▶ _Selected extract_
* * * * *
The threat of global 200 per cent tariffs on pharmaceutical products presents a challenge to Australia’s drug subsidy scheme after foreign lobbyists pushed for it to be leveraged in trade negotiations.

US President Donald Trump with Secretary of State Marco Rubio, who has handled trade negotiations with Australia. Mr Trump has threatened global pharmaceutical tariffs. Picture: Andrew Caballero-Reynolds / AFP
US President Donald Trump with Secretary of State Marco Rubio, who has handled trade negotiations with Australia. Mr Trump has threatened global pharmaceutical tariffs. Picture: Andrew Caballero-Reynolds / AFP

US President Donald Trump has threatened to expand his sweeping global trade war by pushing tariffs on pharmaceutical products as high as 200 per cent, raising fears for the future of Australia’s cheap medicines.

The tariff threats follow aggressive lobbying by the US pharmaceutical industry explicitly targeting Australia’s Pharmaceutical Benefits Scheme – with pharmaceutical giants hoping to “leverage ongoing trade negotiations” against the PBS.

Treasurer Jim Chalmers reassured the nation on Wednesday that the PBS was “not on the table” in any bilateral negotiations with the US but markets are nervous and uncertainty is rife.

Tariffs threatened

Mr Trump floated the potential tariff to reporters at a cabinet meeting on Tuesday amid broader discussion of his nation-specific global tariffs, setting a zero-exemption August 1 deadline ahead of the reintroduction of his “Liberation Day” tariffs on July 9.

“We will be announcing something very soon on pharmaceuticals,” he said.

Treasurer Jim Chalmers has vowed to protect Australia’s PBS from US tariffs and pharmaceutical lobbyists. Picture: David Gray / AFP
Treasurer Jim Chalmers has vowed to protect Australia’s PBS from US tariffs and pharmaceutical lobbyists. Picture: David Gray / AFP

There would be a grace period of up to 1½ years to give companies time to adjust their supply chains, he said, but once instituted the tariff rate could range as high as 200 per cent. It would drastically shift the balance of trade with Australia’s largest pharmaceutical importer, meaning Australia and local companies would find little appetite for their products, while patients remained reliant on American imports.

Lobbyists attack PBS

Australia has been targeted aggressively by the US pharmaceutical lobby since the appointment of the Trump administration over accusations that the PBS has undervalued US products and stymied innovation.

The Pharmaceutical Research and Manufacturers of America (PhRMA) group urged Mr Trump to pull the PBS into tariff negotiations and drive up Australian pharmaceutical prices in the process.

PhRMA said in a January submission to the US trade review that US companies were the “constant target of compulsory licensing and other harmful practices” by Australia and the PBS.
* * * * *
▶ _Problem to work on_
For the article on pharmaceutical tariffs, decide whether each statement agrees with it, answering yes or no and quoting the words that decide it: (a) The grace period Mr Trump mentioned would last up to two years. (b) Jim Chalmers said the PBS was not part of any bilateral negotiations with the US. (c) PhRMA made its submission to the US trade review in March. The records below the article were taken from a different source.
* * * * *
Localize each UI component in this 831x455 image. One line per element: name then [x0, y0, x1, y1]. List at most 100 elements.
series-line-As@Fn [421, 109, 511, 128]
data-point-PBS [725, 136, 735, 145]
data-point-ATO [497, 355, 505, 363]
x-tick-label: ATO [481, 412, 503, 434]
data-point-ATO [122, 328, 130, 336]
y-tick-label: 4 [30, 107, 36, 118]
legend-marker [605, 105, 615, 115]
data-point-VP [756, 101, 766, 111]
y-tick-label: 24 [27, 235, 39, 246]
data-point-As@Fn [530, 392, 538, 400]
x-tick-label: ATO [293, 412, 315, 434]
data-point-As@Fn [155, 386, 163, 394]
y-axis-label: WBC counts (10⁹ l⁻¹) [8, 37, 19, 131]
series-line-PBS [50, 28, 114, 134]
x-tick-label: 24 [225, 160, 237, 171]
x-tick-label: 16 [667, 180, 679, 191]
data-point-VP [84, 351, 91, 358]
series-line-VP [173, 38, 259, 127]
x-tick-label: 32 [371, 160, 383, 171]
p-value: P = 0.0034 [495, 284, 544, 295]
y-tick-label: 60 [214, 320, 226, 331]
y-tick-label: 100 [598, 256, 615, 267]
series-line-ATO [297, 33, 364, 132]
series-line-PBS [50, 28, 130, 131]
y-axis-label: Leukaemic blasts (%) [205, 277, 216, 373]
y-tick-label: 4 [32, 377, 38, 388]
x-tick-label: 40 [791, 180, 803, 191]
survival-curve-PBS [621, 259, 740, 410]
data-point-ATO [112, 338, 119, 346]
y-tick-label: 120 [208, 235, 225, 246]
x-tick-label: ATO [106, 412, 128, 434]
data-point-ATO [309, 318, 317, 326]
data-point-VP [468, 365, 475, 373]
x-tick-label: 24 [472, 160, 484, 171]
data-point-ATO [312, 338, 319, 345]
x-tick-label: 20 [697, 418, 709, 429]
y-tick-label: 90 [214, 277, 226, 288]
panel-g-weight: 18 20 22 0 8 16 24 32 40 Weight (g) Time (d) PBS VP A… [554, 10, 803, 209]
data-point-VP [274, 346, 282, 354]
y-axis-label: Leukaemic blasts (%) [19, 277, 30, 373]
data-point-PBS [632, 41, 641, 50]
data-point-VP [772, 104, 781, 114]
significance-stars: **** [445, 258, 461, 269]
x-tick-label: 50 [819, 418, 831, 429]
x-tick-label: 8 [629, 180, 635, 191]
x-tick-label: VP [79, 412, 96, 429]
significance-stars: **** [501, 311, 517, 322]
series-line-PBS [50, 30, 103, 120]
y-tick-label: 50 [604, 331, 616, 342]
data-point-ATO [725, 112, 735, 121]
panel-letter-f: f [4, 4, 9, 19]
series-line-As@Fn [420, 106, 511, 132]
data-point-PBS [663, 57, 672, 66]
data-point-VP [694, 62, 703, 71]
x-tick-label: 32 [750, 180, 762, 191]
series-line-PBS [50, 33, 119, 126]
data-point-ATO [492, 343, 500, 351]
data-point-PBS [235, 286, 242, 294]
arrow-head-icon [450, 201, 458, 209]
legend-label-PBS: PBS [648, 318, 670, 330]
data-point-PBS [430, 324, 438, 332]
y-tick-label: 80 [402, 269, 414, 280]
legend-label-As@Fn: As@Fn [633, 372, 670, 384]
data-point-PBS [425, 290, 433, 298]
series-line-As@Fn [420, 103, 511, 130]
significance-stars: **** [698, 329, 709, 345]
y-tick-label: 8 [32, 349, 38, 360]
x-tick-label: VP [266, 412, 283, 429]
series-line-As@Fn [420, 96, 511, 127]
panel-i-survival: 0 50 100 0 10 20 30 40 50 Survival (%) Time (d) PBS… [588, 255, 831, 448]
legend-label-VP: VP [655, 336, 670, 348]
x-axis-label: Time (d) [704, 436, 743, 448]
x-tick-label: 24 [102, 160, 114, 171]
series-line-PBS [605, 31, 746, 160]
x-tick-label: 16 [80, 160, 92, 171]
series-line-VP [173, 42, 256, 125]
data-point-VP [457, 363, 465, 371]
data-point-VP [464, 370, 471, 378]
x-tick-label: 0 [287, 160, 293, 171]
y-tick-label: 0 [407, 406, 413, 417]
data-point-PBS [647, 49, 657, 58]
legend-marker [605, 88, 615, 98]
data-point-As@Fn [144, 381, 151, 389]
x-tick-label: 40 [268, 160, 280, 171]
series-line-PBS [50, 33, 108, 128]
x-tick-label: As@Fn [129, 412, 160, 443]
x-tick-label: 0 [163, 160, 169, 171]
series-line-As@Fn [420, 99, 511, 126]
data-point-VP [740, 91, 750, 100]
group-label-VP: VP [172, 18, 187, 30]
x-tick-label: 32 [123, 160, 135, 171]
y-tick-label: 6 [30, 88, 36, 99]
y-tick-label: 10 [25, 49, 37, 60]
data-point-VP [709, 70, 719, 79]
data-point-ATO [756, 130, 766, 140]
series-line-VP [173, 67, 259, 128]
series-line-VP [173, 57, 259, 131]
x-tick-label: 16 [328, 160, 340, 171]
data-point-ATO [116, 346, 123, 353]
* * * * *
▶ _Task answer_
(a) No: "There would be a grace period of up to 1½ years"
(b) Yes: "the PBS was “not on the table” in any bilateral negotiations with the US"
(c) No: "PhRMA said in a January submission to the US trade review"